KabarAktual.id – Dua akademisi Aceh meminta Gubernur Muzakir Manaf tidak mendiamkan dugaan pelanggaran prosedur pada proses penunjukan Plt Sekda Alhudri. Permasalahan ini bisa menimbulkan distrusted pada kepemimpinan gubernur yang mantan Panglima GAM tersebut.
Dr Taufik Abd Rahim dari Universitas Muhammadiyah Aceh menilai, SK Plt Sekda itu memang wajar dianggap bermasalah karena dibuat di hari pelantikan gubernur. “Kapan gubernur sempat tandatangani SK di hari pelantikan. Sementara, Mualem tak cukup waktu melaksanakan agenda yang padat saat sejumlah menteri dan tamu penting menghormatinya di hari pelantikan,” kata Taufik.
Menurut Taufik, di situlah cerobohnya si pembuat SK abal-abal tersebut. Masalah pertama itu saja sudah cukup untuk membuktikan bahwa SK penunjukan Alhudri memang palsu. Makanya, Taufik meminta pihak terkait segera mengusut dugaan kejahatan yang telah mencoreng wajah pemerintahan Aceh.
Akademisi ini mensinyalir ada oknum birokrat yang sangat berambisi, gila jabatan, dan “kemaruk kehormatan”. Oknum ini lihai mencari celah dengan memanfaatkan kelemahan Mualem yang tidak begitu teliti soal administrasi. “Sangking keburu nafsu, tanggal surat pun asal tulis saja, sehingga ketahuan surat itu palsu,” sambungnya.
Oknum pejabat yang sangat ambisius seperti, kata Taufik, cenderung mengahalkan segala cara untuk mendapatkan jabatan. Sehingga, dia juga tidak segan-segan juga selanjutnya untuk menjerumuskan gubernur Aceh ke dalam kesulitan. “Dan, sudah pasti akan merusak kinerja pemerintahan dan kepemimpinan gubernur,” ucapnya.

━━━━━━━━━━━━━━━━

TUJUAN TUGAS:
Dalam berita tentang penunjukan Plt Sekda Aceh, Dr Taufik Abd Rahim berasal dari universitas apa?

[Bagian dari berkas data]
━━━━━━━━━━━━━━━━

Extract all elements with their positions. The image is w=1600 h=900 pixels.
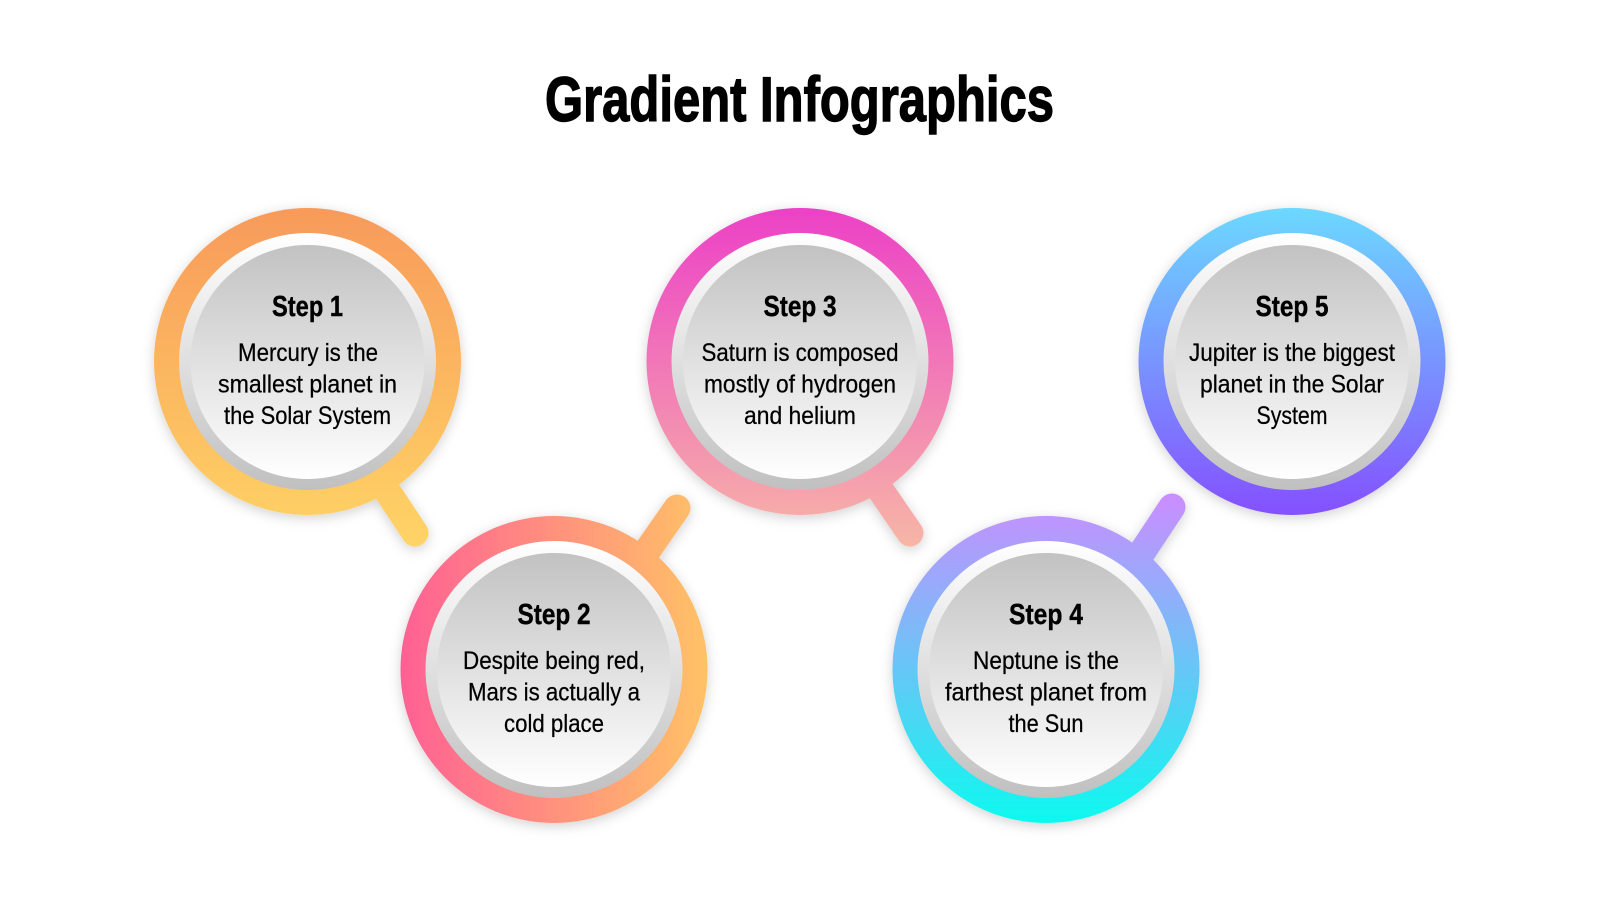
description: step 4: Neptune is the: [973, 647, 1119, 675]
inner face: step 5: [1175, 245, 1409, 479]
heading: step 4: Step 4: [1009, 599, 1083, 631]
inner face: step 1: [190, 245, 424, 479]
description: step 5: Jupiter is the biggest: [1189, 339, 1395, 367]
description: step 2: Mars is actually a: [468, 678, 640, 706]
panel: step 2: [400, 508, 708, 823]
description: step 2: [463, 647, 645, 738]
inner rim: step 3: [672, 233, 928, 490]
ring: step 5: [1138, 208, 1446, 515]
description: step 3: Saturn is composed: [702, 339, 898, 367]
description: step 4: the Sun: [1008, 710, 1084, 738]
inner face: step 4: [929, 553, 1163, 787]
description: step 3: mostly of hydrogen: [704, 370, 896, 398]
ring and connector: step 4: [892, 507, 1200, 823]
description: step 5: planet in the Solar: [1200, 370, 1384, 398]
panel: step 5: [1138, 208, 1446, 515]
description: step 1: smallest planet in: [218, 370, 397, 398]
description: step 3: and helium: [744, 402, 856, 430]
inner face: step 2: [437, 553, 671, 787]
ring and connector: step 1: [154, 208, 461, 533]
description: step 4: [945, 647, 1147, 738]
description: step 1: [218, 339, 397, 430]
ring and connector: step 2: [400, 508, 708, 823]
panel: step 4: [892, 507, 1200, 823]
description: step 5: [1189, 339, 1395, 430]
heading: step 5: Step 5: [1256, 291, 1328, 323]
title: Gradient Infographics: [545, 65, 1054, 135]
description: step 1: Mercury is the: [238, 339, 378, 367]
description: step 2: Despite being red,: [463, 647, 645, 675]
description: step 1: the Solar System: [224, 402, 391, 430]
panel: step 3: [646, 208, 954, 533]
inner rim: step 5: [1164, 233, 1420, 490]
panel: step 1: [154, 208, 461, 533]
inner rim: step 4: [918, 541, 1174, 798]
heading: step 1: Step 1: [272, 291, 343, 323]
inner rim: step 1: [179, 233, 436, 490]
description: step 5: System: [1256, 402, 1328, 430]
heading: step 3: Step 3: [764, 291, 836, 323]
description: step 3: [702, 339, 898, 430]
inner face: step 3: [683, 245, 917, 479]
description: step 4: farthest planet from: [945, 678, 1147, 706]
inner rim: step 2: [426, 541, 682, 798]
description: step 2: cold place: [504, 710, 604, 738]
heading: step 2: Step 2: [518, 599, 590, 631]
ring and connector: step 3: [646, 208, 954, 533]
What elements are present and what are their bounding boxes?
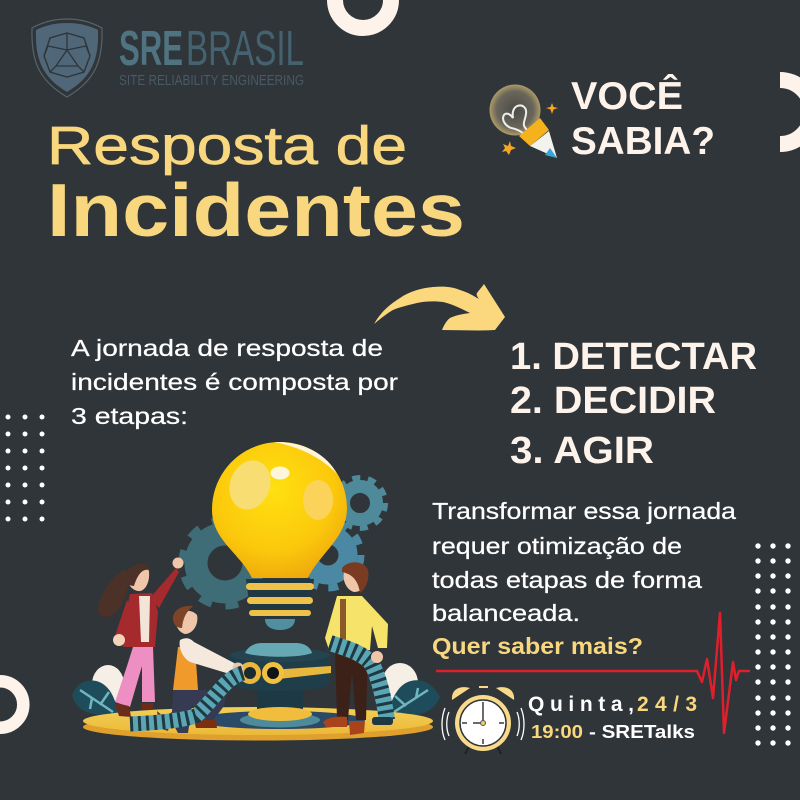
steps list: 1. DETECTAR <box>510 336 757 378</box>
steps list <box>510 336 757 472</box>
steps list: 3. AGIR <box>510 430 654 472</box>
title: Resposta de <box>47 116 407 176</box>
dot grid: left <box>6 414 44 522</box>
standing man <box>323 562 393 735</box>
intro text <box>71 335 398 429</box>
steps list: 2. DECIDIR <box>510 380 716 422</box>
logo shield <box>32 19 102 97</box>
lamp base <box>230 643 331 721</box>
event time <box>531 722 695 742</box>
closing text: requer otimização de <box>432 533 682 559</box>
title <box>47 116 465 252</box>
logo: SRE Brasil <box>32 19 304 97</box>
closing text: Transformar essa jornada <box>432 498 736 524</box>
decorative ring: top <box>335 0 391 28</box>
kneeling man <box>157 606 244 733</box>
medium gear right <box>295 522 361 588</box>
small gear top right <box>335 478 385 528</box>
decorative half ring: right <box>780 80 800 144</box>
closing text: balanceada. <box>432 600 580 626</box>
event time: 19:00 <box>531 722 583 742</box>
dot grid: right <box>755 543 791 746</box>
title: Incidentes <box>47 168 465 252</box>
intro text: incidentes é composta por <box>71 369 398 395</box>
event date <box>528 693 697 716</box>
hose <box>130 673 243 724</box>
platform <box>83 707 433 740</box>
intro text: 3 etapas: <box>71 403 188 429</box>
event time: - SRETalks <box>589 722 695 742</box>
logo: SRE Brasil: BRASIL <box>186 22 304 76</box>
closing text <box>432 498 736 626</box>
closing text: todas etapas de forma <box>432 567 702 593</box>
bulb <box>212 442 347 630</box>
arrow <box>374 284 505 330</box>
heading: você sabia: VOCÊ <box>571 74 683 118</box>
logo tagline: SITE RELIABILITY ENGINEERING <box>119 72 304 89</box>
call to action: Quer saber mais? <box>432 633 643 659</box>
heading: você sabia <box>571 74 715 163</box>
illustration: team around light bulb <box>72 442 440 740</box>
logo wordmark: SRE <box>119 22 183 76</box>
icon: alarm clock <box>442 687 524 754</box>
heading: você sabia: SABIA? <box>571 120 715 163</box>
plants <box>72 663 440 716</box>
event date: Quinta, <box>528 693 634 716</box>
event date: 24/3 <box>637 693 697 716</box>
intro text: A jornada de resposta de <box>71 335 383 361</box>
decorative half ring: left <box>0 681 23 728</box>
woman <box>98 558 184 717</box>
large gear left <box>182 520 268 606</box>
heartbeat line <box>436 613 750 733</box>
icon: light bulb pencil <box>490 84 558 158</box>
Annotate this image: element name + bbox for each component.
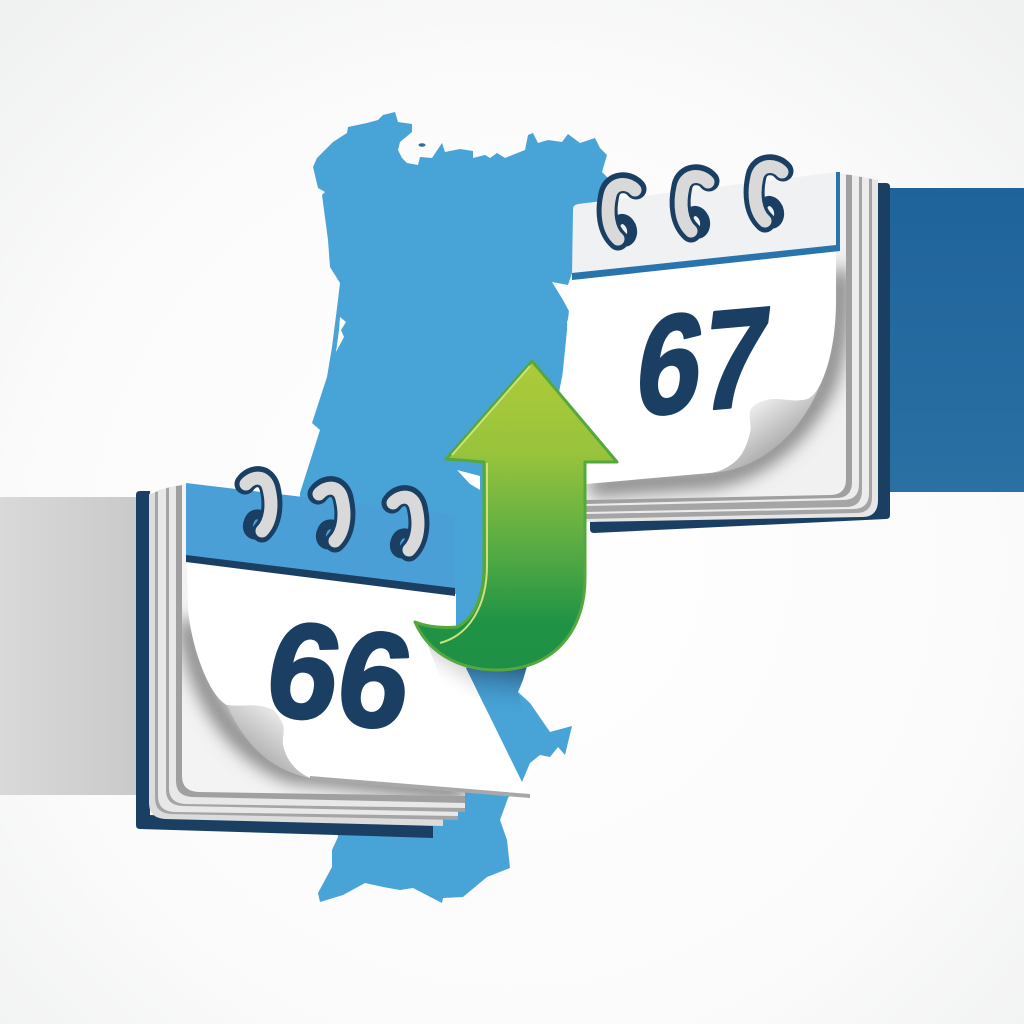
page bottom edge <box>310 776 530 798</box>
rings <box>607 165 783 242</box>
backing board <box>136 491 433 838</box>
ring 2 <box>318 487 345 544</box>
arrow shadow on map <box>466 665 527 718</box>
ring 1 <box>607 183 636 242</box>
ring 2 <box>680 175 709 234</box>
ring 1 <box>245 477 272 534</box>
page curl flap <box>710 385 820 473</box>
map inlets <box>336 317 346 352</box>
page stack <box>585 174 878 522</box>
header <box>186 483 455 592</box>
arrow shadow on page <box>422 630 480 700</box>
calendar 67 <box>560 165 890 533</box>
number 67: 67 <box>628 276 778 446</box>
header rule <box>572 172 840 280</box>
page stack <box>149 484 465 826</box>
grey band <box>0 497 150 795</box>
header rule <box>186 555 455 596</box>
map island <box>418 143 426 147</box>
page shadow <box>590 270 840 486</box>
blue band <box>880 188 1024 492</box>
header <box>572 172 838 275</box>
arrow highlight <box>440 366 530 643</box>
ring 3 <box>754 165 783 224</box>
page <box>187 562 530 798</box>
page shadow <box>188 620 465 792</box>
green arrow <box>415 361 617 718</box>
rings <box>245 477 419 554</box>
ring 3 <box>392 496 419 554</box>
calendar 66 <box>136 477 530 838</box>
page curl flap <box>227 705 310 778</box>
number 66: 66 <box>256 591 424 759</box>
arrow body <box>415 361 617 670</box>
page <box>560 250 836 484</box>
map of Portugal <box>300 112 610 903</box>
backing board <box>590 183 890 533</box>
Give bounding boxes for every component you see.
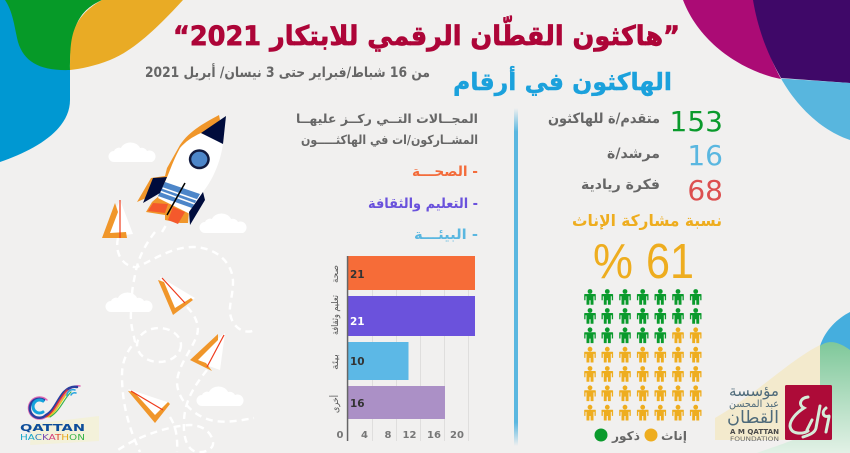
- paper plane 2: [158, 277, 195, 315]
- subtitle: dates: من 16 شباط/فبراير حتى 3 نيسان/ أبريل 2021: [145, 63, 430, 81]
- female participation percent: 61: [646, 235, 694, 289]
- female participation heading: نسبة مشاركة الإناث: [572, 211, 722, 230]
- y axis labels: تعليم وثقافة: [331, 295, 341, 335]
- stat: applicants: متقدم/ة للهاكثون: [548, 111, 660, 127]
- pictogram legend: ذكور: [611, 429, 640, 444]
- x axis labels: 16: [427, 430, 441, 441]
- stat: ideas: فكرة ريادية: [581, 177, 660, 193]
- title: ”هاكثون القطّان الرقمي للابتكار 2021“: [173, 15, 680, 52]
- female participation percent: [593, 235, 694, 289]
- paper plane 1: [102, 200, 133, 238]
- logo: Qattan Hackathon: [20, 386, 99, 445]
- logo mark: [785, 385, 832, 440]
- clouds: [106, 142, 247, 406]
- focus areas intro text: [296, 111, 478, 147]
- focus areas intro text: المشــاركون/ات في الهاكثـــــون: [301, 132, 478, 147]
- bar: environment 10: 10: [350, 356, 365, 368]
- focus areas intro text: المجــالات التــي ركــز عليهــا: [296, 111, 478, 126]
- stat: mentors: مرشد/ة: [607, 146, 660, 162]
- logo english name: FOUNDATION: [730, 435, 779, 443]
- logo: Qattan Hackathon: HA C KATH ON: [20, 433, 85, 442]
- bar: other 16: 16: [350, 398, 365, 410]
- pictogram legend: [594, 428, 687, 444]
- logo arabic name: عبد المحسن: [729, 399, 779, 410]
- x axis labels: 8: [385, 430, 392, 441]
- heading: hackathon in numbers: الهاكثون في أرقام: [453, 66, 672, 96]
- y axis labels: أخرى: [329, 395, 341, 413]
- y axis labels: [329, 265, 341, 413]
- bar: other 16: [348, 386, 445, 419]
- paper plane 3: [190, 333, 225, 371]
- bar: environment 10: [348, 342, 408, 380]
- x axis labels: 20: [450, 430, 464, 441]
- people pictogram: [584, 289, 702, 421]
- stat: ideas: 68: [687, 174, 723, 207]
- logo english name: [730, 428, 779, 443]
- bar: health 21: [348, 256, 475, 290]
- bottom right colour shapes: [715, 312, 850, 453]
- bar chart: [329, 256, 475, 441]
- focus area: health: - الصحـــة: [412, 164, 478, 180]
- bar: health 21: 21: [350, 269, 365, 281]
- logo arabic name: مؤسسة: [729, 382, 779, 400]
- stat: applicants: 153: [670, 105, 723, 138]
- logo: Qattan Hackathon: QATTAN: [20, 423, 85, 434]
- stat: applicants: [548, 105, 723, 138]
- logo arabic name: القطان: [727, 408, 779, 428]
- stat: mentors: [607, 139, 723, 172]
- logo arabic name: [727, 382, 779, 428]
- pictogram legend: إناث: [661, 429, 687, 443]
- top right colour shapes: [683, 0, 850, 140]
- x axis labels: 12: [403, 430, 416, 441]
- rocket: [137, 115, 226, 225]
- bar: education 21: [348, 296, 475, 336]
- logo english name: A M QATTAN: [730, 428, 779, 436]
- y axis labels: صحة: [331, 265, 341, 283]
- focus area: education and culture: - التعليم والثقافة: [368, 196, 478, 212]
- x axis labels: [337, 430, 464, 441]
- female participation percent: %: [593, 235, 633, 289]
- bar: education 21: 21: [350, 316, 365, 328]
- stat: mentors: 16: [687, 139, 723, 172]
- x axis labels: 0: [337, 430, 344, 441]
- paper plane 4: [128, 389, 170, 423]
- vertical divider: [514, 108, 518, 446]
- focus area: environment: - البيئـــة: [414, 227, 478, 243]
- top left colour shapes: [0, 0, 183, 162]
- logo: A M Qattan Foundation: [727, 382, 832, 443]
- stat: ideas: [581, 174, 723, 207]
- dashed flight paths: [117, 222, 255, 452]
- y axis labels: بيئة: [331, 354, 341, 370]
- x axis labels: 4: [361, 430, 368, 441]
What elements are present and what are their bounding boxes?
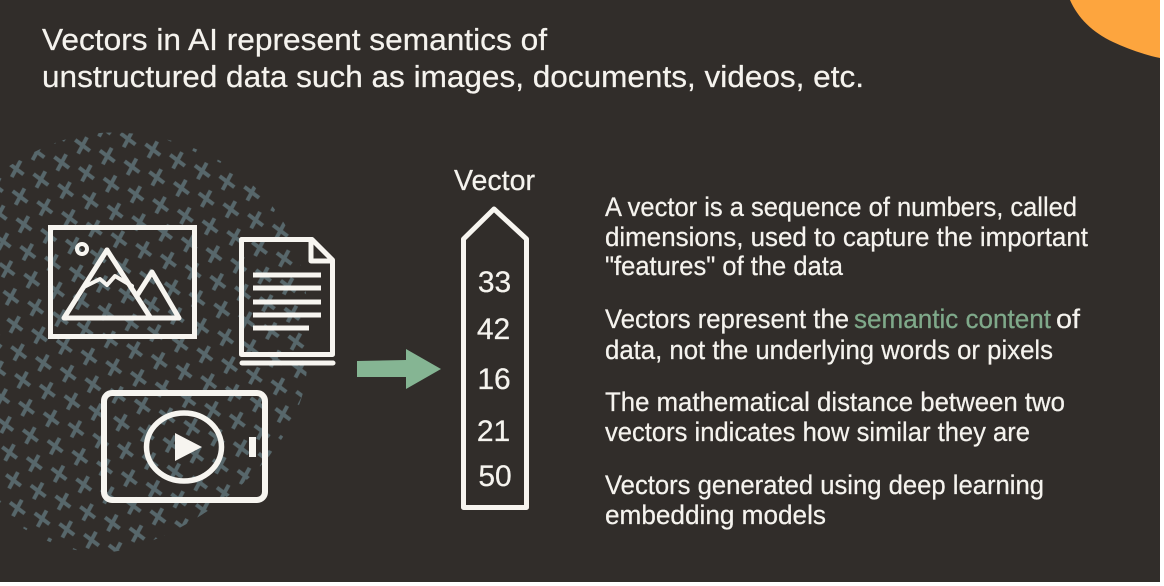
text block: definition: A vector is a sequence of numbers, called: [605, 192, 1077, 222]
decorative orange corner blob: [1070, 0, 1160, 58]
vector shape with numbers: [464, 209, 526, 508]
text block: definition: dimensions, used to capture the important: [605, 222, 1088, 252]
vector shape with numbers: 42: [477, 313, 510, 346]
vector label: Vector: [454, 165, 535, 197]
text block: distance: [605, 387, 1065, 447]
text block: embedding models: [605, 470, 1044, 530]
vector shape with numbers: 21: [477, 415, 510, 448]
icon: video player: [104, 393, 265, 500]
arrow: [357, 349, 441, 389]
text block: distance: The mathematical distance between two: [605, 387, 1065, 417]
icon: document: [242, 239, 333, 363]
title: unstructured data such as images, documents, videos, etc.: [42, 59, 864, 94]
text block: semantic content: of: [1056, 304, 1081, 334]
title: Vectors in AI represent semantics of: [42, 22, 547, 57]
text block: semantic content: data, not the underlying words or pixels: [605, 335, 1053, 365]
text block: distance: vectors indicates how similar they are: [605, 417, 1030, 447]
vector shape with numbers: 16: [477, 363, 511, 396]
text block: definition: "features" of the data: [605, 251, 844, 281]
vector shape with numbers: 50: [478, 460, 512, 493]
text block: semantic content: [605, 304, 1081, 365]
text block: embedding models: Vectors generated using deep learning: [605, 470, 1044, 500]
patterned x blob: [0, 132, 309, 553]
text block: semantic content: semantic content: [854, 304, 1051, 334]
text block: definition: [605, 192, 1088, 281]
icon: image: [50, 228, 194, 336]
vector shape with numbers: 33: [478, 266, 511, 299]
text block: semantic content: Vectors represent the: [605, 304, 849, 334]
title: [42, 22, 864, 94]
text block: embedding models: embedding models: [605, 500, 826, 530]
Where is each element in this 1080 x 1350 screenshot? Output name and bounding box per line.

━━━━━━━━━━━━━━━━

TUGAS SELESAI:
Universitas Muhammadiyah Aceh.